◆ To do
For the material that follows, list every line containing the word "slope".

◆ Records for this task
────────

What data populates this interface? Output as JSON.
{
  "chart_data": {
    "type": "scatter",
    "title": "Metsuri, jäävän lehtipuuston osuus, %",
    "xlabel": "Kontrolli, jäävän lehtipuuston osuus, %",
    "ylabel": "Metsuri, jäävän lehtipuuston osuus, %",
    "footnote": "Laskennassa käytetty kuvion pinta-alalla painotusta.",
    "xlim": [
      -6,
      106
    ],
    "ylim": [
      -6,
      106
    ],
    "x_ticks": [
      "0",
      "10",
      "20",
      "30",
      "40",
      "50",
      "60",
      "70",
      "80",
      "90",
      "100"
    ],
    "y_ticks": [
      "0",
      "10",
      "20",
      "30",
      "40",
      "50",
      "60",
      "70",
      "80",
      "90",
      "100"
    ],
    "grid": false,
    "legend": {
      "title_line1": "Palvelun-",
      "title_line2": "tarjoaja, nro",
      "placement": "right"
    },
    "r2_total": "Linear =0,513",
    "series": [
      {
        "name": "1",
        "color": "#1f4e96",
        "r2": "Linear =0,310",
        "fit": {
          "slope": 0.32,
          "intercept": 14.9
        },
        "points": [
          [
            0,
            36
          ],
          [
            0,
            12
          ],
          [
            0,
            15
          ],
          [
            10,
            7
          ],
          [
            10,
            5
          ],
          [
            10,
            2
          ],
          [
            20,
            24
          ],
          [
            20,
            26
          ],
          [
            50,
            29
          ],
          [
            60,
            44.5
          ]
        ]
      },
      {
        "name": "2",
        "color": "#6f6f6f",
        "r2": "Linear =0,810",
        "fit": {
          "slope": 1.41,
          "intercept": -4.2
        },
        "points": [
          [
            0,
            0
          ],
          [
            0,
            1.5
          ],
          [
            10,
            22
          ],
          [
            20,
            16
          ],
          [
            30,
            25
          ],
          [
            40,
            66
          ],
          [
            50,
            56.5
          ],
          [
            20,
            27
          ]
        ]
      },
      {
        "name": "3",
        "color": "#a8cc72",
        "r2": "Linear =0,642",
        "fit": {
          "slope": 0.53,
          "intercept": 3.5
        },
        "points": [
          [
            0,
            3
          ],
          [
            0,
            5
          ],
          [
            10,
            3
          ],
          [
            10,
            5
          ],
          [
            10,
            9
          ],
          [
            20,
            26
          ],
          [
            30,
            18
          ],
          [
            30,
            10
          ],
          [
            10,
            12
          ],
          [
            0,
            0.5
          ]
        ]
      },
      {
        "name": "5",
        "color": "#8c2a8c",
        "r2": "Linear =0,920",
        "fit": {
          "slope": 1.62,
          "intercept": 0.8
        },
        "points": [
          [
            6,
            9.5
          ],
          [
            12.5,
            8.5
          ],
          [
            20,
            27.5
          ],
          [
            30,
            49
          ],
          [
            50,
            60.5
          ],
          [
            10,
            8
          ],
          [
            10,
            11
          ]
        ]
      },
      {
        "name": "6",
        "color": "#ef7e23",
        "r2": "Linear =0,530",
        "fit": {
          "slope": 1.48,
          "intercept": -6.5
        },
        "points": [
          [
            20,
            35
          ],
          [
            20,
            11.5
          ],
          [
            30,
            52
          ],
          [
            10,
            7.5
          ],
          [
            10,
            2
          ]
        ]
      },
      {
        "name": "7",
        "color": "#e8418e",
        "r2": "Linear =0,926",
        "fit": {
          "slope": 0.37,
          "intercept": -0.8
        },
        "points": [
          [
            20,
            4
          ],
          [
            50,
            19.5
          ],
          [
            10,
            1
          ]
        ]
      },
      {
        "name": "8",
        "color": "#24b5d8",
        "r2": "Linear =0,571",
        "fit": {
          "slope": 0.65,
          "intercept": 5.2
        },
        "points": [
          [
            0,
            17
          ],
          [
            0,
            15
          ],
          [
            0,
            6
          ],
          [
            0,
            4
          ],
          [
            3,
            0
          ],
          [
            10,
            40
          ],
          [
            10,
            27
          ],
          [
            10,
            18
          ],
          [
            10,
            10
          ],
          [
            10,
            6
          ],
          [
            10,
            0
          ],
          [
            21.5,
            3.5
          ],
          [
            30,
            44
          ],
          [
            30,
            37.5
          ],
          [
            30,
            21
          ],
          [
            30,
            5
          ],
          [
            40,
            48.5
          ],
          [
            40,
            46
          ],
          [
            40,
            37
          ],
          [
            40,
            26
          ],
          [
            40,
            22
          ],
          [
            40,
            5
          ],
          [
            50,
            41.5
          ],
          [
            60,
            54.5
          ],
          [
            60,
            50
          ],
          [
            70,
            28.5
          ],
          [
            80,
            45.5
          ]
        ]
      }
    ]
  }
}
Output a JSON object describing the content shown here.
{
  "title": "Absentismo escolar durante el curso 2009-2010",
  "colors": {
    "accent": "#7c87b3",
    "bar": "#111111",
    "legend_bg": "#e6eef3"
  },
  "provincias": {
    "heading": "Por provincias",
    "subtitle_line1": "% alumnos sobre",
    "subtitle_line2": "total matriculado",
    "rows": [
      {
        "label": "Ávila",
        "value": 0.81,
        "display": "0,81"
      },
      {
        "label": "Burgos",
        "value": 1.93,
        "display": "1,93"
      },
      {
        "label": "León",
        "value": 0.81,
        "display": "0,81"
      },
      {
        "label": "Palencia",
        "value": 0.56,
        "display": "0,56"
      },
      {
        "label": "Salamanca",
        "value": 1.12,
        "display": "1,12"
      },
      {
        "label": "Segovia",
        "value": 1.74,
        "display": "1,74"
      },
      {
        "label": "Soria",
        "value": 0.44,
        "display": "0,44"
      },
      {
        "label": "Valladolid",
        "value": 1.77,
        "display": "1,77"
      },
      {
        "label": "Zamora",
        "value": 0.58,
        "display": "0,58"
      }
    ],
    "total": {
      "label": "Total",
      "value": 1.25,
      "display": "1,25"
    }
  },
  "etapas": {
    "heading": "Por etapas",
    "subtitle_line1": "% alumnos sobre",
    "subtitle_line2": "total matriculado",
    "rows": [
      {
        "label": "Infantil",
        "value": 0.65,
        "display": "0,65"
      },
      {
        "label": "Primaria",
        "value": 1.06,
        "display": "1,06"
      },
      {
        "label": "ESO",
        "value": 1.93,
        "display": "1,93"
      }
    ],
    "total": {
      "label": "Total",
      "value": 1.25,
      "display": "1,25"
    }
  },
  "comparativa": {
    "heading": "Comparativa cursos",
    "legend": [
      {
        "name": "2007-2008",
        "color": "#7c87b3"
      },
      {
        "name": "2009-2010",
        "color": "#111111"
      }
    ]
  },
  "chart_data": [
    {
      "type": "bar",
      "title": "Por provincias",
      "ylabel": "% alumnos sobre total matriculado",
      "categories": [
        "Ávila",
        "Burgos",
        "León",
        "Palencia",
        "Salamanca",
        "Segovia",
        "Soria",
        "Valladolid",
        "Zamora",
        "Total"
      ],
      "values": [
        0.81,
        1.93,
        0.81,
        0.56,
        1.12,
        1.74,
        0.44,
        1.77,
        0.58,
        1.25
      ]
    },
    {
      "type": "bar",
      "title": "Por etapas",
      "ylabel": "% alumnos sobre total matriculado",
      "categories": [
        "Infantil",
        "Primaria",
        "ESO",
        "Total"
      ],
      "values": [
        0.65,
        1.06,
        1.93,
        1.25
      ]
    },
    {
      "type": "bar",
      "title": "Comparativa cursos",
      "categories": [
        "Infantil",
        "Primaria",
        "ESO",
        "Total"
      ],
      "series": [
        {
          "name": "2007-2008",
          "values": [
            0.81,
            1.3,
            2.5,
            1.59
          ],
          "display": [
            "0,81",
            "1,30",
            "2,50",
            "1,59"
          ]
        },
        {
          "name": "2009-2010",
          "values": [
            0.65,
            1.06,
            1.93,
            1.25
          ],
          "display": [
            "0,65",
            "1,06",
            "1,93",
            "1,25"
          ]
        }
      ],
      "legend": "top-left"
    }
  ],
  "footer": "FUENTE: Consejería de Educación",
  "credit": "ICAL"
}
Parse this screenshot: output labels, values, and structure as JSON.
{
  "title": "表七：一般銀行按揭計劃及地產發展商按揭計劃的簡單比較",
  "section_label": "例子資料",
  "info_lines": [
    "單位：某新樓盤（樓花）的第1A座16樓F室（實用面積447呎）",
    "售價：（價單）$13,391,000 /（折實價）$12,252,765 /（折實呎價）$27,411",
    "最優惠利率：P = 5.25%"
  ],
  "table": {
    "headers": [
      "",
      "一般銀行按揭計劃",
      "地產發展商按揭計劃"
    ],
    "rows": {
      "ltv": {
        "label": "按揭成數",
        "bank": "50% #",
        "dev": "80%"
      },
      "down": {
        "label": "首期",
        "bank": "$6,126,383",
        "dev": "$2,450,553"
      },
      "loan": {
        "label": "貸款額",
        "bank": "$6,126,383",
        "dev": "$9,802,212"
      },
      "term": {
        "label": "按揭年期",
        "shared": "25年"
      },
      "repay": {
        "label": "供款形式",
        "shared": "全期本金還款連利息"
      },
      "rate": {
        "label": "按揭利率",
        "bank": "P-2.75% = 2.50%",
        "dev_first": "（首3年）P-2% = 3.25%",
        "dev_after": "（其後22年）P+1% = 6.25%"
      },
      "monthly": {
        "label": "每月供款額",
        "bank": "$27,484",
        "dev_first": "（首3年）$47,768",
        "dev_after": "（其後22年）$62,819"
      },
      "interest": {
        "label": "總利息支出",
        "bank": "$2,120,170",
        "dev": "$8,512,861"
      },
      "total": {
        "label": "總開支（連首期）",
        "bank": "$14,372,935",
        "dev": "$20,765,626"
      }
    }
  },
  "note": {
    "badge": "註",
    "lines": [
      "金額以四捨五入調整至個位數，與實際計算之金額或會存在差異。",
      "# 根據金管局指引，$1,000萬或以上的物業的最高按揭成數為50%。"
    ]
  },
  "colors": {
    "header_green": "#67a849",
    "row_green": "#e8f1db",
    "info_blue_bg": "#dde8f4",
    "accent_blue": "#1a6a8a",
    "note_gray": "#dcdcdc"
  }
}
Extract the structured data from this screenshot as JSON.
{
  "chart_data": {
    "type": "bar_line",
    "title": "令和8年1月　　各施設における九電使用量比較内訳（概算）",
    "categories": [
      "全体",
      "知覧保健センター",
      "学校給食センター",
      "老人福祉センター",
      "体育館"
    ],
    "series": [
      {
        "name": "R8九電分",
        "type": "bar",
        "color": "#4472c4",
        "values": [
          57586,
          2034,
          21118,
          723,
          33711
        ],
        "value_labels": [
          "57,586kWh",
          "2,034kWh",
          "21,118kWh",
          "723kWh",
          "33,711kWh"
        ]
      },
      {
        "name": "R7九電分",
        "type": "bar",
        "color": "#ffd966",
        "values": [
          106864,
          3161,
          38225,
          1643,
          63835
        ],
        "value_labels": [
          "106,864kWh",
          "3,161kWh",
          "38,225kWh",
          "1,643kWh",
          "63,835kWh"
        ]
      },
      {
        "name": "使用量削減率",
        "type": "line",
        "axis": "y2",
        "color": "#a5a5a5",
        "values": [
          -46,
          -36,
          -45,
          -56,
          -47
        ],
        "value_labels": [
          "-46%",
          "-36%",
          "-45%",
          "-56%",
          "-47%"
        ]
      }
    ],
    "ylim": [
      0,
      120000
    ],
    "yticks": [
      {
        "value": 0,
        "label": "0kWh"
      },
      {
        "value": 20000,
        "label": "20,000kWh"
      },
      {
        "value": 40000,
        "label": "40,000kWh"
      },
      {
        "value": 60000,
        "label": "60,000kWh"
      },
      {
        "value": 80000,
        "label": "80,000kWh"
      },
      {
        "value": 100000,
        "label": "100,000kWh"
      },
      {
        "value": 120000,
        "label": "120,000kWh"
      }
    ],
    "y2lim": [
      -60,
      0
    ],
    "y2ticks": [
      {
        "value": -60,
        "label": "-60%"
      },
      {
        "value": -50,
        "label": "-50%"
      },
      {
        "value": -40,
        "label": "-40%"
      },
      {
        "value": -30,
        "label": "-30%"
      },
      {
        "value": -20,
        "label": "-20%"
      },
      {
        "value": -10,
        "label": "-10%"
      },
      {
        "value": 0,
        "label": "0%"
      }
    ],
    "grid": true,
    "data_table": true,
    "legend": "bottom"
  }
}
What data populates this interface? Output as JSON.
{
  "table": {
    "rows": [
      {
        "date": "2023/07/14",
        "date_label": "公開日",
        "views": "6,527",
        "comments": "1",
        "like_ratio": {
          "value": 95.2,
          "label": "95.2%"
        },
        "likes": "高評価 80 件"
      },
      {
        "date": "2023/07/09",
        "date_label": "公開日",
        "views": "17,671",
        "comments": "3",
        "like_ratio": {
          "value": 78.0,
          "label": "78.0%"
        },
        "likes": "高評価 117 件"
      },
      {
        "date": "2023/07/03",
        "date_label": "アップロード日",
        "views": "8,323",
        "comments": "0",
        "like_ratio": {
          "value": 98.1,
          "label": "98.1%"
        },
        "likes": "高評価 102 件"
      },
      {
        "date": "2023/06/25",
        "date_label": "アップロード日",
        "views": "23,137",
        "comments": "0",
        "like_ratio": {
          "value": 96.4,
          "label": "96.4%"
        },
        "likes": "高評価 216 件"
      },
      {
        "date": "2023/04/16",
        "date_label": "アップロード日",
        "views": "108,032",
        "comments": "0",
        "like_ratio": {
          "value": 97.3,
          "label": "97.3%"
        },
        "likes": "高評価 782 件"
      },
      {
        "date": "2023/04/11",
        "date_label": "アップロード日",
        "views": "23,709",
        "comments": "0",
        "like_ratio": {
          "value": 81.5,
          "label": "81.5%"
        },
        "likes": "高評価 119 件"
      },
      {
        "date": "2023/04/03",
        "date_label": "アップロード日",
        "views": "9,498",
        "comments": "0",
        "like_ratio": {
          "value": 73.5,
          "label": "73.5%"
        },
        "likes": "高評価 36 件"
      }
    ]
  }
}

────────

◆ Reply
          "slope": 0.32,
          "slope": 1.41,
          "slope": 0.53,
          "slope": 1.62,
          "slope": 1.48,
          "slope": 0.37,
          "slope": 0.65,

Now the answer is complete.